Exercise brief =>
Select from the data all lines with the word "JSON".

= = =

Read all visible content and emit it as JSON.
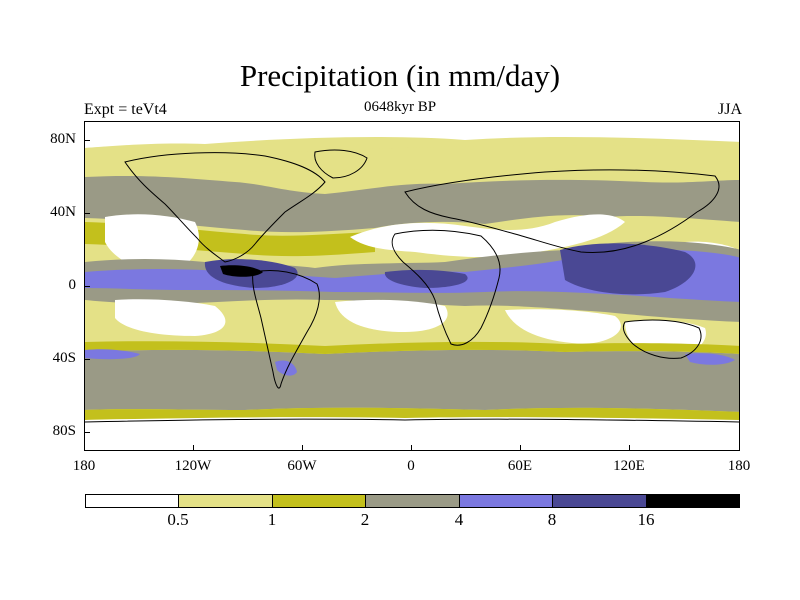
{
  "title": "Precipitation (in mm/day)",
  "subtitle": "0648kyr BP",
  "left_label": "Expt = teVt4",
  "right_label": "JJA",
  "map": {
    "projection": "cylindrical-equidistant",
    "lat_labels": [
      "80N",
      "40N",
      "0",
      "40S",
      "80S"
    ],
    "lon_labels": [
      "180",
      "120W",
      "60W",
      "0",
      "60E",
      "120E",
      "180"
    ],
    "variable": "precipitation",
    "season": "JJA"
  },
  "colorbar": {
    "labels": [
      "0.5",
      "1",
      "2",
      "4",
      "8",
      "16"
    ],
    "colors": [
      "#ffffff",
      "#e4e187",
      "#c3c01c",
      "#9a9a86",
      "#7b78e0",
      "#4a4894",
      "#000000"
    ]
  },
  "colors": {
    "ocean_dry": "#ffffff",
    "low": "#e4e187",
    "mid_low": "#c3c01c",
    "mid": "#9a9a86",
    "high": "#7b78e0",
    "very_high": "#4a4894",
    "extreme": "#000000"
  }
}
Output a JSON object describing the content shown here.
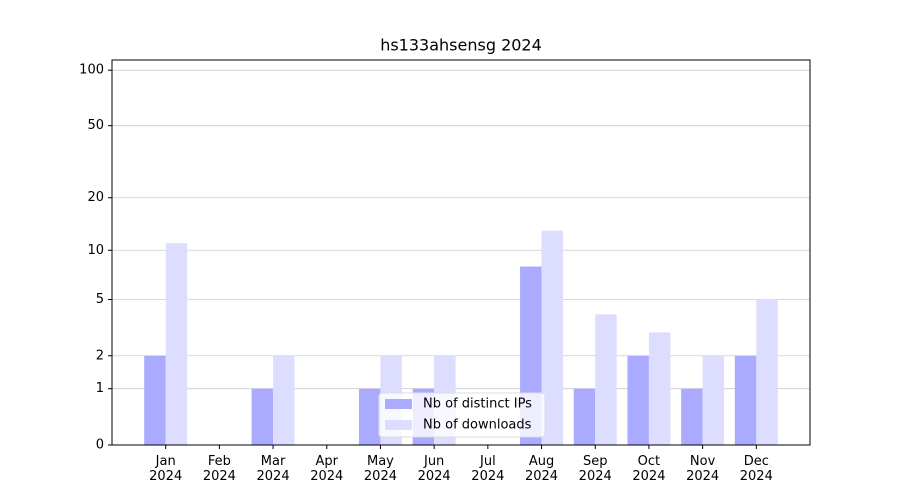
{
  "chart_data": {
    "type": "bar",
    "title": "hs133ahsensg 2024",
    "categories": [
      "Jan 2024",
      "Feb 2024",
      "Mar 2024",
      "Apr 2024",
      "May 2024",
      "Jun 2024",
      "Jul 2024",
      "Aug 2024",
      "Sep 2024",
      "Oct 2024",
      "Nov 2024",
      "Dec 2024"
    ],
    "series": [
      {
        "name": "Nb of distinct IPs",
        "color": "#aaaaff",
        "values": [
          2,
          0,
          1,
          0,
          1,
          1,
          0,
          8,
          1,
          2,
          1,
          2
        ]
      },
      {
        "name": "Nb of downloads",
        "color": "#ddddff",
        "values": [
          11,
          0,
          2,
          0,
          2,
          2,
          0,
          13,
          4,
          3,
          2,
          5
        ]
      }
    ],
    "yscale": "log1p",
    "ylim": [
      0,
      113.5
    ],
    "yticks": [
      0,
      1,
      2,
      5,
      10,
      20,
      50,
      100
    ],
    "grid": true,
    "legend": "lower center"
  }
}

= = =

Reply to the exercise =>
Read all visible content and emit it as JSON.
Output a JSON object describing the content shown here.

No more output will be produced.